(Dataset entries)
-----

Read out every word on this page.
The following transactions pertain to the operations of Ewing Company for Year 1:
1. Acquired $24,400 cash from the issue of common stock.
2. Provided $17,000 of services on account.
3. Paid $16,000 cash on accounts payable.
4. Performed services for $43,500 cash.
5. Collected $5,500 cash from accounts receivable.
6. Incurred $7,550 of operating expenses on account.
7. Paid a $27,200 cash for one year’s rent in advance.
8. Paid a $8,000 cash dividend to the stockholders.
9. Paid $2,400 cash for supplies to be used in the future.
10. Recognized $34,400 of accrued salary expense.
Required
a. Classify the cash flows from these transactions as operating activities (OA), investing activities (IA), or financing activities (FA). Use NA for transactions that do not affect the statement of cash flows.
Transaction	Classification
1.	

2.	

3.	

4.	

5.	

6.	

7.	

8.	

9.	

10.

-----

§ Written request
Quote all of the entries verbatim.

§ The answer
Read out every word on this page.
The following transactions pertain to the operations of Ewing Company for Year 1:
1. Acquired $24,400 cash from the issue of common stock.
2. Provided $17,000 of services on account.
3. Paid $16,000 cash on accounts payable.
4. Performed services for $43,500 cash.
5. Collected $5,500 cash from accounts receivable.
6. Incurred $7,550 of operating expenses on account.
7. Paid a $27,200 cash for one year’s rent in advance.
8. Paid a $8,000 cash dividend to the stockholders.
9. Paid $2,400 cash for supplies to be used in the future.
10. Recognized $34,400 of accrued salary expense.
Required
a. Classify the cash flows from these transactions as operating activities (OA), investing activities (IA), or financing activities (FA). Use NA for transactions that do not affect the statement of cash flows.
Transaction	Classification
1.	

2.	

3.	

4.	

5.	

6.	

7.	

8.	

9.	

10.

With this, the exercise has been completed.